■ PROVIDED RECORDS

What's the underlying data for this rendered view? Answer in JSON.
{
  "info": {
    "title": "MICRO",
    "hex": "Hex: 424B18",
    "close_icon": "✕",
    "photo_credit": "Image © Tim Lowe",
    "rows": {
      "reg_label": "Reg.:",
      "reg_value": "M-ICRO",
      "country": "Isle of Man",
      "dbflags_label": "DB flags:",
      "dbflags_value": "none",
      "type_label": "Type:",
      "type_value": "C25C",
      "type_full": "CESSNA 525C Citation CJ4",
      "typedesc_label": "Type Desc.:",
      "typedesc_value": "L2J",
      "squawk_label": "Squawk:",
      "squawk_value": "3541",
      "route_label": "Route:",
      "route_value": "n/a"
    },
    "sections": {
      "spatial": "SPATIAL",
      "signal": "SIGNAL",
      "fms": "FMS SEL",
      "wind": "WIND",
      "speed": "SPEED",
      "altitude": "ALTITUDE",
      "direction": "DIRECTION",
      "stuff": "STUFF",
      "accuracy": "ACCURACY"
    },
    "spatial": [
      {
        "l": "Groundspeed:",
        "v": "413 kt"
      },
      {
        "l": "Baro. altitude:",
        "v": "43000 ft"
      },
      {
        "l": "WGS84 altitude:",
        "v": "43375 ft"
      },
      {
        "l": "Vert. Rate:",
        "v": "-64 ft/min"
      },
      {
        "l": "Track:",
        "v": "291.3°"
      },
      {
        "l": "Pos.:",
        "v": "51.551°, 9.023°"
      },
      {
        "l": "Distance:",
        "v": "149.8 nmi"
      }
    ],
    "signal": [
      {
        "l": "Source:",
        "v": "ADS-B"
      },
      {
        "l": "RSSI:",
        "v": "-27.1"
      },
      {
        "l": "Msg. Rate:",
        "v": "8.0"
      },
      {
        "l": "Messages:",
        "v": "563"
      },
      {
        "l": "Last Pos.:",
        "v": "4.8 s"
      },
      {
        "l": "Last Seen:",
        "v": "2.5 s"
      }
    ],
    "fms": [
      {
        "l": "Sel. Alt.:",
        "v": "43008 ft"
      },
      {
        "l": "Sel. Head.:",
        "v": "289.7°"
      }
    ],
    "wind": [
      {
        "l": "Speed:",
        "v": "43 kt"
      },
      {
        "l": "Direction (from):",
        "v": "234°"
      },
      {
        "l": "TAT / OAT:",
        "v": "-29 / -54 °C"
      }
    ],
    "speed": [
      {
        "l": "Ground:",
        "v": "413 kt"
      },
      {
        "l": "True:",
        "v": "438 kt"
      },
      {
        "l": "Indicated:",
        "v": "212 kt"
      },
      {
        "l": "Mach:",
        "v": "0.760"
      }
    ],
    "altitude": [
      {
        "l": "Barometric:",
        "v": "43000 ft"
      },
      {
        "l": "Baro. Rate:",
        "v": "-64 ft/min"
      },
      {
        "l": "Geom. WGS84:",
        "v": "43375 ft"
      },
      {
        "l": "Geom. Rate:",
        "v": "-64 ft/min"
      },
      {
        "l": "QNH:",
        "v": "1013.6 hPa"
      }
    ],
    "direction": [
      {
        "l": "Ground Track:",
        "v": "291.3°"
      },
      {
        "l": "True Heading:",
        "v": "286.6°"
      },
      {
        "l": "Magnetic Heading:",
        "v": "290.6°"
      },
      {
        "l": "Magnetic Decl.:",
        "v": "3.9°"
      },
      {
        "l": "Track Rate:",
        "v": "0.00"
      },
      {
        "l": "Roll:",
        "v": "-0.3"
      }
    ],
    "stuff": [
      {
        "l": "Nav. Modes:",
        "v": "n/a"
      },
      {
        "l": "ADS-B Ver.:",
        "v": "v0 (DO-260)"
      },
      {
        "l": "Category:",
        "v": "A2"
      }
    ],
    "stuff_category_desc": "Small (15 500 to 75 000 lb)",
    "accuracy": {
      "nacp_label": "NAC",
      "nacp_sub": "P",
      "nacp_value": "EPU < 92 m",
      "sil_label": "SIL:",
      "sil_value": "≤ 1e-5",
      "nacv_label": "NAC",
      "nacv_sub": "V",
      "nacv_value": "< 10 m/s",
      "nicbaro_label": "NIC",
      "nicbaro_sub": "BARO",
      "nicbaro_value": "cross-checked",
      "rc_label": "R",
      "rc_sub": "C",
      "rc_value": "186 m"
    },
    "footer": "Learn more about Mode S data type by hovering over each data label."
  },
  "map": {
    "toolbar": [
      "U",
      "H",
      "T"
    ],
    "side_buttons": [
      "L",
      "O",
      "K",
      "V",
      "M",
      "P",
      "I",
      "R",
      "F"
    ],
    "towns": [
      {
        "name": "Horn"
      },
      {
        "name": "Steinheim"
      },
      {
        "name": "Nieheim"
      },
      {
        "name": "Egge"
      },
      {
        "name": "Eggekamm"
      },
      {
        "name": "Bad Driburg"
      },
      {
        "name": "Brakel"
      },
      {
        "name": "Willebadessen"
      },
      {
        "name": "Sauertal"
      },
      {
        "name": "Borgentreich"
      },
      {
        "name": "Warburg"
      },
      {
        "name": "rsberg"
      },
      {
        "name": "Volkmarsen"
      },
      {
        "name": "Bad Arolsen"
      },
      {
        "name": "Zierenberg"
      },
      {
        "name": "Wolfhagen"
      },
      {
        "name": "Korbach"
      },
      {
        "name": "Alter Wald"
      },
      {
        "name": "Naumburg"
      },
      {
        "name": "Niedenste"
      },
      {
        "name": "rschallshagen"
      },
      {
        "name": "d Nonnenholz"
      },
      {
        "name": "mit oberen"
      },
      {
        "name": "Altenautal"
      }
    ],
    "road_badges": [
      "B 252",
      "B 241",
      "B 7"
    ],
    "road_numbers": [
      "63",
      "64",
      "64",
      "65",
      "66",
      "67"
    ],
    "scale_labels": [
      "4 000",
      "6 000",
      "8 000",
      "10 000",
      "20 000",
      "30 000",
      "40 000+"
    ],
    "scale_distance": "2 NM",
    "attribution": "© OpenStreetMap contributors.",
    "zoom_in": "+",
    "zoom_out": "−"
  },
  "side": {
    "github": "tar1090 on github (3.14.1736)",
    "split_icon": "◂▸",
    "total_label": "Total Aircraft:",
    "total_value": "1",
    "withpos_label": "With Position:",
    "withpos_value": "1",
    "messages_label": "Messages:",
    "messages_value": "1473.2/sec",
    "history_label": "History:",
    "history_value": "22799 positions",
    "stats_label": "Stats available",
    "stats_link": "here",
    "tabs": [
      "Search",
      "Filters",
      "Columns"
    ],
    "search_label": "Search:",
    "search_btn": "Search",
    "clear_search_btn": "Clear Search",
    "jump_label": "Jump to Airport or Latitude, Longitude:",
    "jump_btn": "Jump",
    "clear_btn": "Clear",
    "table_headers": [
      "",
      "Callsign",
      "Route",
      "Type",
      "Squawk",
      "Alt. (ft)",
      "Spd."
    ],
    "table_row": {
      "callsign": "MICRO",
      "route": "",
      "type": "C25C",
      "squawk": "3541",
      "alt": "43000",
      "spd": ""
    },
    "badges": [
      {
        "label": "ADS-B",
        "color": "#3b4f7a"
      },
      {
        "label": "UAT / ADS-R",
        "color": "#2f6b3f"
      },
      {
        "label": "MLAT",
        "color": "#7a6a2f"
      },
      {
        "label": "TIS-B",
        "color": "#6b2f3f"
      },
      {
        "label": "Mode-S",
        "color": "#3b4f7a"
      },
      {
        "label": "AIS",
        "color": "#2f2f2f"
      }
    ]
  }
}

■ WHAT YOU WILL DO
Review the preceding data and report every line that includes the string "Jump".

■ RESULT OF THIS EXERCISE
    "jump_label": "Jump to Airport or Latitude, Longitude:",
    "jump_btn": "Jump",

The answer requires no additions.